**What you have to do**
Reproduce the full listing below unchanged, apart from the pictures.

-- Begin Source records --

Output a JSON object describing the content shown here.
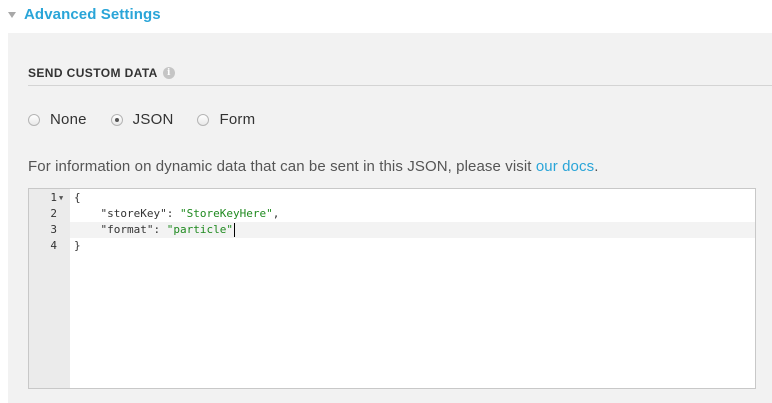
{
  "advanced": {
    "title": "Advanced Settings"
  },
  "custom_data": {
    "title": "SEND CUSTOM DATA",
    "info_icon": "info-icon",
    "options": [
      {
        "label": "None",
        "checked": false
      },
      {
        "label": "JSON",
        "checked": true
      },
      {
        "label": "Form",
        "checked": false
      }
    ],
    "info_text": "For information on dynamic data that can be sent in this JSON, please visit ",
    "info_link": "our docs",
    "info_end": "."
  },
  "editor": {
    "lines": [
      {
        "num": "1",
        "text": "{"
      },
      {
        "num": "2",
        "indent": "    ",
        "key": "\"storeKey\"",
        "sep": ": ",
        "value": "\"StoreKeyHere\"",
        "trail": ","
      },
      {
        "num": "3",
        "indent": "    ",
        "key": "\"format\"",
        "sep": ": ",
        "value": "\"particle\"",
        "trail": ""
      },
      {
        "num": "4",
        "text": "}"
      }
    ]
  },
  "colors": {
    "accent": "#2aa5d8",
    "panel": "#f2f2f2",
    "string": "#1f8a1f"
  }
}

-- End Source records --

**Answer to the task**
Output a JSON object describing the content shown here.
{
  "advanced": {
    "title": "Advanced Settings"
  },
  "custom_data": {
    "title": "SEND CUSTOM DATA",
    "info_icon": "info-icon",
    "options": [
      {
        "label": "None",
        "checked": false
      },
      {
        "label": "JSON",
        "checked": true
      },
      {
        "label": "Form",
        "checked": false
      }
    ],
    "info_text": "For information on dynamic data that can be sent in this JSON, please visit ",
    "info_link": "our docs",
    "info_end": "."
  },
  "editor": {
    "lines": [
      {
        "num": "1",
        "text": "{"
      },
      {
        "num": "2",
        "indent": "    ",
        "key": "\"storeKey\"",
        "sep": ": ",
        "value": "\"StoreKeyHere\"",
        "trail": ","
      },
      {
        "num": "3",
        "indent": "    ",
        "key": "\"format\"",
        "sep": ": ",
        "value": "\"particle\"",
        "trail": ""
      },
      {
        "num": "4",
        "text": "}"
      }
    ]
  },
  "colors": {
    "accent": "#2aa5d8",
    "panel": "#f2f2f2",
    "string": "#1f8a1f"
  }
}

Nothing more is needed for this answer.